BEGIN Available records

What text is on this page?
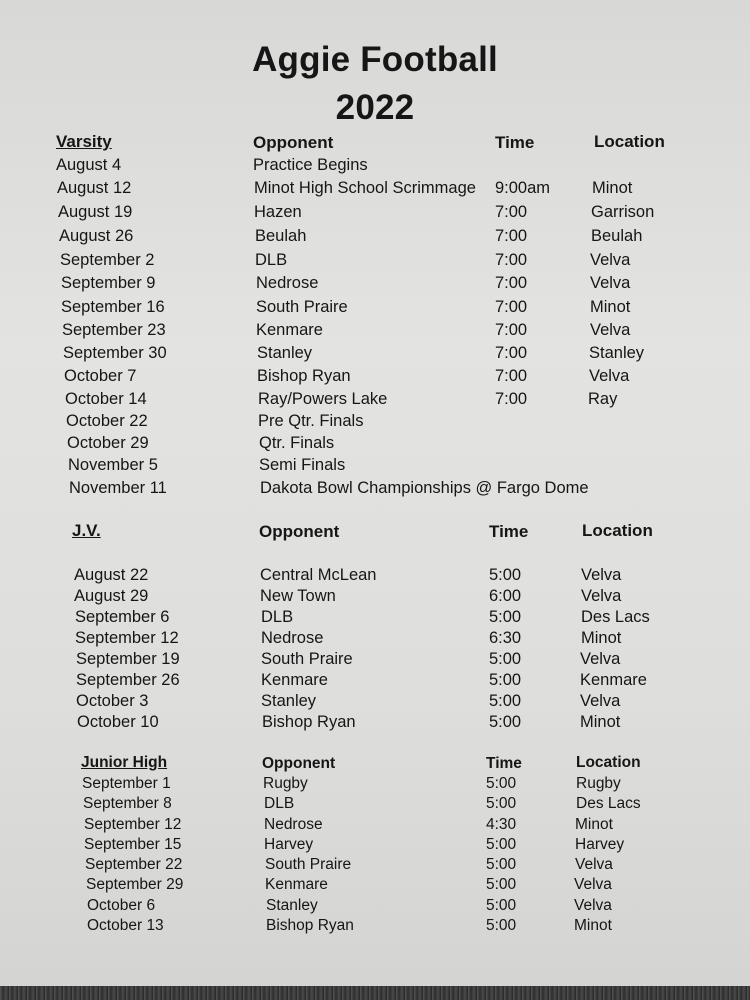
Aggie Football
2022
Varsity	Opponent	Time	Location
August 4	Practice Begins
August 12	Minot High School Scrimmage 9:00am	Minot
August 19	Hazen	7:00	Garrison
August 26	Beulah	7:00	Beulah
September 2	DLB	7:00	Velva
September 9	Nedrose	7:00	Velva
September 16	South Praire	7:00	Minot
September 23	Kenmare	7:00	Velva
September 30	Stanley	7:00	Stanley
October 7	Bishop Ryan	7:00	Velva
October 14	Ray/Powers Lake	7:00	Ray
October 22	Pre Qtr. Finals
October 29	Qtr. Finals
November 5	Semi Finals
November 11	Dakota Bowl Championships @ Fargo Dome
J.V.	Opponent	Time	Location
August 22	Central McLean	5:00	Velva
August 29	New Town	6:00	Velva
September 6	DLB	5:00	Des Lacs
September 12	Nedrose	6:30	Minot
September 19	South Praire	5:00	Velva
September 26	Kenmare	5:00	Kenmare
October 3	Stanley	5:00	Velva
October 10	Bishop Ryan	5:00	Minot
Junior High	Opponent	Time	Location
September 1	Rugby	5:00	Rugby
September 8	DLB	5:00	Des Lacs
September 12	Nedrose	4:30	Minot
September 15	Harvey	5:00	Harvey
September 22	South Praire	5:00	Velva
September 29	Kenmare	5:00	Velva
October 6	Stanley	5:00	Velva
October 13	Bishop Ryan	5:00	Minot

END Available records

## [Stated exercise]
Transcribe the records verbatim and omit the images.

## [Task output]
What text is on this page?
Aggie Football
2022
Varsity	Opponent	Time	Location
August 4	Practice Begins
August 12	Minot High School Scrimmage 9:00am	Minot
August 19	Hazen	7:00	Garrison
August 26	Beulah	7:00	Beulah
September 2	DLB	7:00	Velva
September 9	Nedrose	7:00	Velva
September 16	South Praire	7:00	Minot
September 23	Kenmare	7:00	Velva
September 30	Stanley	7:00	Stanley
October 7	Bishop Ryan	7:00	Velva
October 14	Ray/Powers Lake	7:00	Ray
October 22	Pre Qtr. Finals
October 29	Qtr. Finals
November 5	Semi Finals
November 11	Dakota Bowl Championships @ Fargo Dome
J.V.	Opponent	Time	Location
August 22	Central McLean	5:00	Velva
August 29	New Town	6:00	Velva
September 6	DLB	5:00	Des Lacs
September 12	Nedrose	6:30	Minot
September 19	South Praire	5:00	Velva
September 26	Kenmare	5:00	Kenmare
October 3	Stanley	5:00	Velva
October 10	Bishop Ryan	5:00	Minot
Junior High	Opponent	Time	Location
September 1	Rugby	5:00	Rugby
September 8	DLB	5:00	Des Lacs
September 12	Nedrose	4:30	Minot
September 15	Harvey	5:00	Harvey
September 22	South Praire	5:00	Velva
September 29	Kenmare	5:00	Velva
October 6	Stanley	5:00	Velva
October 13	Bishop Ryan	5:00	Minot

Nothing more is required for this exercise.